Without the pictures, can you quote each line below exactly?

:: SUPPLIED RECORDS ::
◇ ◇ ◇ ◇ ◇
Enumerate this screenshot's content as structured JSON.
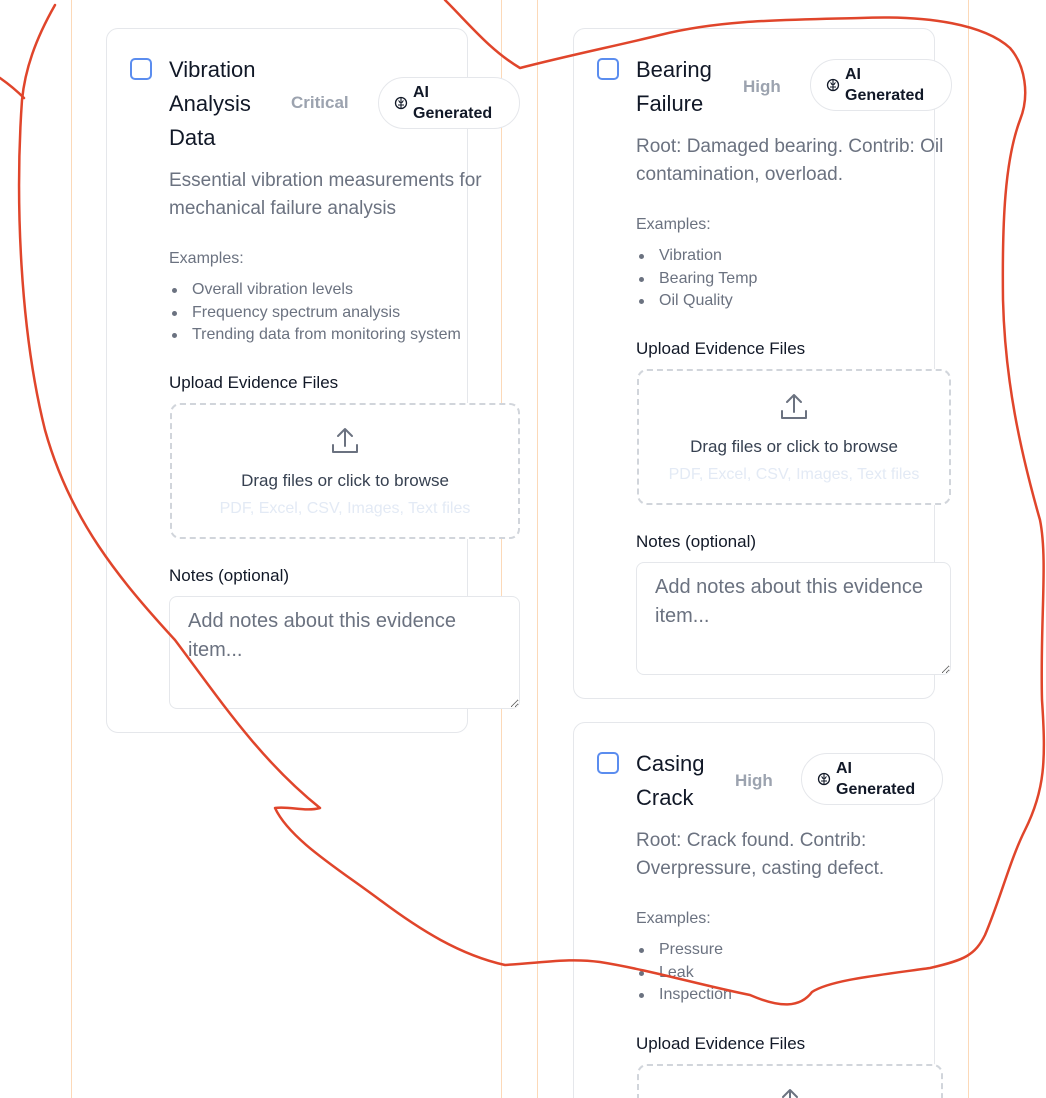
{
  "colors": {
    "checkbox": "#5b8def",
    "guide_line": "#fcd9b8",
    "annotation_stroke": "#e0452b",
    "muted_text": "#6b7280",
    "faint_text": "#e3eaf5"
  },
  "icons": {
    "badge": "brain-icon",
    "upload": "upload-icon",
    "notes_resize": "resize-handle-icon"
  },
  "cards": [
    {
      "title": "Vibration\nAnalysis\nData",
      "severity": "Critical",
      "badge": "AI\nGenerated",
      "description": "Essential vibration measurements for mechanical failure analysis",
      "examples_heading": "Examples:",
      "examples": [
        "Overall vibration levels",
        "Frequency spectrum analysis",
        "Trending data from monitoring system"
      ],
      "upload_label": "Upload Evidence Files",
      "dropzone_text": "Drag files or click to browse",
      "dropzone_hint": "PDF, Excel, CSV, Images, Text files",
      "notes_label": "Notes (optional)",
      "notes_placeholder": "Add notes about this evidence item..."
    },
    {
      "title": "Bearing\nFailure",
      "severity": "High",
      "badge": "AI\nGenerated",
      "description": "Root: Damaged bearing. Contrib: Oil contamination, overload.",
      "examples_heading": "Examples:",
      "examples": [
        "Vibration",
        "Bearing Temp",
        "Oil Quality"
      ],
      "upload_label": "Upload Evidence Files",
      "dropzone_text": "Drag files or click to browse",
      "dropzone_hint": "PDF, Excel, CSV, Images, Text files",
      "notes_label": "Notes (optional)",
      "notes_placeholder": "Add notes about this evidence item..."
    },
    {
      "title": "Casing\nCrack",
      "severity": "High",
      "badge": "AI\nGenerated",
      "description": "Root: Crack found. Contrib: Overpressure, casting defect.",
      "examples_heading": "Examples:",
      "examples": [
        "Pressure",
        "Leak",
        "Inspection"
      ],
      "upload_label": "Upload Evidence Files"
    }
  ]
}
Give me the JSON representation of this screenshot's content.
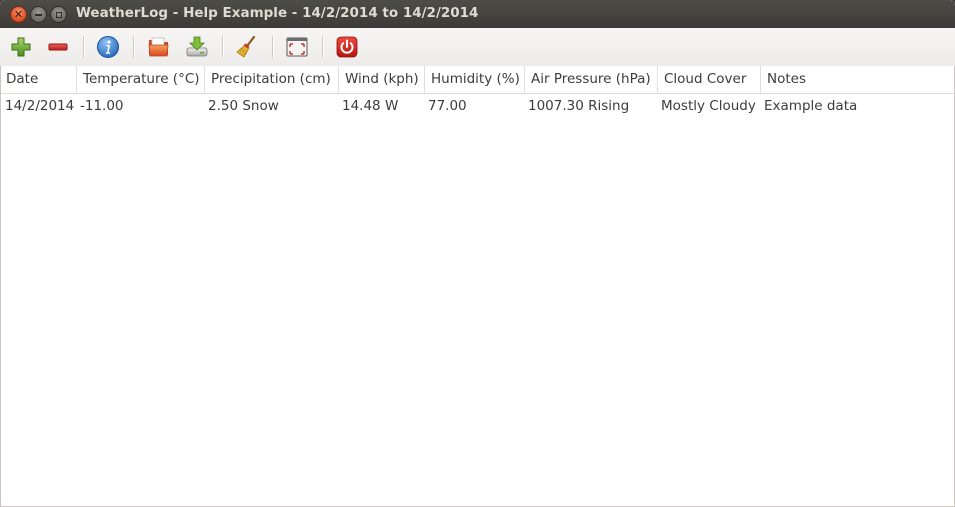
{
  "window": {
    "title": "WeatherLog - Help Example - 14/2/2014 to 14/2/2014"
  },
  "toolbar": {
    "buttons": [
      {
        "name": "add",
        "icon": "plus-icon",
        "color": "#6aa82f"
      },
      {
        "name": "remove",
        "icon": "minus-icon",
        "color": "#d62d2d"
      },
      {
        "name": "info",
        "icon": "info-icon",
        "color": "#2a6fc7"
      },
      {
        "name": "open",
        "icon": "folder-open-icon",
        "color": "#e8753a"
      },
      {
        "name": "save",
        "icon": "download-icon",
        "color": "#7fae3c"
      },
      {
        "name": "clear",
        "icon": "broom-icon",
        "color": "#d9a521"
      },
      {
        "name": "fullscreen",
        "icon": "fullscreen-icon",
        "color": "#c03a2b"
      },
      {
        "name": "quit",
        "icon": "power-icon",
        "color": "#d0231c"
      }
    ]
  },
  "table": {
    "columns": [
      "Date",
      "Temperature (°C)",
      "Precipitation (cm)",
      "Wind (kph)",
      "Humidity (%)",
      "Air Pressure (hPa)",
      "Cloud Cover",
      "Notes"
    ],
    "rows": [
      [
        "14/2/2014",
        "-11.00",
        "2.50 Snow",
        "14.48 W",
        "77.00",
        "1007.30 Rising",
        "Mostly Cloudy",
        "Example data"
      ]
    ]
  }
}
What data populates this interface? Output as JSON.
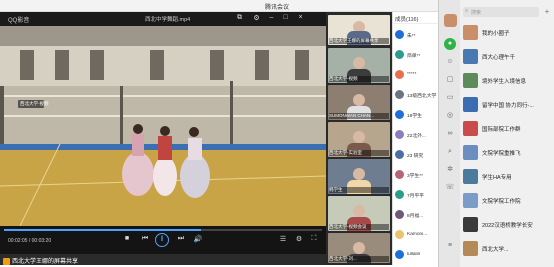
{
  "window": {
    "title": "腾讯会议"
  },
  "player": {
    "app_name": "QQ影音",
    "file_name": "西北中学舞蹈.mp4",
    "time": "00:02:05 / 00:03:20",
    "progress_fraction": 0.62,
    "share_label": "西北大学王娜的屏幕共享"
  },
  "video_overlay": {
    "label": "西北大学-视频"
  },
  "cameras": [
    {
      "name": "西北大学王娜的屏幕共享"
    },
    {
      "name": "西北大学-视频"
    },
    {
      "name": "SUMONWAN CHAN..."
    },
    {
      "name": "西北大学-实验室"
    },
    {
      "name": "韩学生"
    },
    {
      "name": "西北大学-视频会议"
    },
    {
      "name": "西北大学-刘..."
    }
  ],
  "members": {
    "header": "成员(116)",
    "items": [
      {
        "name": "朱**"
      },
      {
        "name": "简单**"
      },
      {
        "name": "*****"
      },
      {
        "name": "13级西北大学"
      },
      {
        "name": "18学生"
      },
      {
        "name": "22北外..."
      },
      {
        "name": "23 研究"
      },
      {
        "name": "3学生**"
      },
      {
        "name": "7月平平"
      },
      {
        "name": "8月福..."
      },
      {
        "name": "Kamoni..."
      },
      {
        "name": "lullalin"
      }
    ]
  },
  "chat": {
    "search_placeholder": "搜索",
    "items": [
      {
        "name": "我的小圈子"
      },
      {
        "name": "西大心理午千"
      },
      {
        "name": "境外学生入境信息"
      },
      {
        "name": "留学中国 协力同行-..."
      },
      {
        "name": "国际部院工作群"
      },
      {
        "name": "文院学院重推飞"
      },
      {
        "name": "学生HA专用"
      },
      {
        "name": "文院学院工作院"
      },
      {
        "name": "2022汉语桥教学长安"
      },
      {
        "name": "西北大学..."
      }
    ]
  }
}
◇ ◇ ◇ ◇ ◇
:: RESPONSE ::
Enumerate this screenshot's content as structured JSON.
{
  "colors": {
    "checkbox": "#5b8def",
    "guide_line": "#fcd9b8",
    "annotation_stroke": "#e0452b",
    "muted_text": "#6b7280",
    "faint_text": "#e3eaf5"
  },
  "icons": {
    "badge": "brain-icon",
    "upload": "upload-icon",
    "notes_resize": "resize-handle-icon"
  },
  "cards": [
    {
      "title": "Vibration\nAnalysis\nData",
      "severity": "Critical",
      "badge": "AI\nGenerated",
      "description": "Essential vibration measurements for mechanical failure analysis",
      "examples_heading": "Examples:",
      "examples": [
        "Overall vibration levels",
        "Frequency spectrum analysis",
        "Trending data from monitoring system"
      ],
      "upload_label": "Upload Evidence Files",
      "dropzone_text": "Drag files or click to browse",
      "dropzone_hint": "PDF, Excel, CSV, Images, Text files",
      "notes_label": "Notes (optional)",
      "notes_placeholder": "Add notes about this evidence item..."
    },
    {
      "title": "Bearing\nFailure",
      "severity": "High",
      "badge": "AI\nGenerated",
      "description": "Root: Damaged bearing. Contrib: Oil contamination, overload.",
      "examples_heading": "Examples:",
      "examples": [
        "Vibration",
        "Bearing Temp",
        "Oil Quality"
      ],
      "upload_label": "Upload Evidence Files",
      "dropzone_text": "Drag files or click to browse",
      "dropzone_hint": "PDF, Excel, CSV, Images, Text files",
      "notes_label": "Notes (optional)",
      "notes_placeholder": "Add notes about this evidence item..."
    },
    {
      "title": "Casing\nCrack",
      "severity": "High",
      "badge": "AI\nGenerated",
      "description": "Root: Crack found. Contrib: Overpressure, casting defect.",
      "examples_heading": "Examples:",
      "examples": [
        "Pressure",
        "Leak",
        "Inspection"
      ],
      "upload_label": "Upload Evidence Files"
    }
  ]
}
Give me the JSON representation of this screenshot's content.
{
  "window": {
    "title": "WeatherLog - Help Example - 14/2/2014 to 14/2/2014"
  },
  "toolbar": {
    "buttons": [
      {
        "name": "add",
        "icon": "plus-icon",
        "color": "#6aa82f"
      },
      {
        "name": "remove",
        "icon": "minus-icon",
        "color": "#d62d2d"
      },
      {
        "name": "info",
        "icon": "info-icon",
        "color": "#2a6fc7"
      },
      {
        "name": "open",
        "icon": "folder-open-icon",
        "color": "#e8753a"
      },
      {
        "name": "save",
        "icon": "download-icon",
        "color": "#7fae3c"
      },
      {
        "name": "clear",
        "icon": "broom-icon",
        "color": "#d9a521"
      },
      {
        "name": "fullscreen",
        "icon": "fullscreen-icon",
        "color": "#c03a2b"
      },
      {
        "name": "quit",
        "icon": "power-icon",
        "color": "#d0231c"
      }
    ]
  },
  "table": {
    "columns": [
      "Date",
      "Temperature (°C)",
      "Precipitation (cm)",
      "Wind (kph)",
      "Humidity (%)",
      "Air Pressure (hPa)",
      "Cloud Cover",
      "Notes"
    ],
    "rows": [
      [
        "14/2/2014",
        "-11.00",
        "2.50 Snow",
        "14.48 W",
        "77.00",
        "1007.30 Rising",
        "Mostly Cloudy",
        "Example data"
      ]
    ]
  }
}
What data populates this interface? Output as JSON.
{
  "window": {
    "title": "腾讯会议"
  },
  "player": {
    "app_name": "QQ影音",
    "file_name": "西北中学舞蹈.mp4",
    "time": "00:02:05 / 00:03:20",
    "progress_fraction": 0.62,
    "share_label": "西北大学王娜的屏幕共享"
  },
  "video_overlay": {
    "label": "西北大学-视频"
  },
  "cameras": [
    {
      "name": "西北大学王娜的屏幕共享"
    },
    {
      "name": "西北大学-视频"
    },
    {
      "name": "SUMONWAN CHAN..."
    },
    {
      "name": "西北大学-实验室"
    },
    {
      "name": "韩学生"
    },
    {
      "name": "西北大学-视频会议"
    },
    {
      "name": "西北大学-刘..."
    }
  ],
  "members": {
    "header": "成员(116)",
    "items": [
      {
        "name": "朱**"
      },
      {
        "name": "简单**"
      },
      {
        "name": "*****"
      },
      {
        "name": "13级西北大学"
      },
      {
        "name": "18学生"
      },
      {
        "name": "22北外..."
      },
      {
        "name": "23 研究"
      },
      {
        "name": "3学生**"
      },
      {
        "name": "7月平平"
      },
      {
        "name": "8月福..."
      },
      {
        "name": "Kamoni..."
      },
      {
        "name": "lullalin"
      }
    ]
  },
  "chat": {
    "search_placeholder": "搜索",
    "items": [
      {
        "name": "我的小圈子"
      },
      {
        "name": "西大心理午千"
      },
      {
        "name": "境外学生入境信息"
      },
      {
        "name": "留学中国 协力同行-..."
      },
      {
        "name": "国际部院工作群"
      },
      {
        "name": "文院学院重推飞"
      },
      {
        "name": "学生HA专用"
      },
      {
        "name": "文院学院工作院"
      },
      {
        "name": "2022汉语桥教学长安"
      },
      {
        "name": "西北大学..."
      }
    ]
  }
}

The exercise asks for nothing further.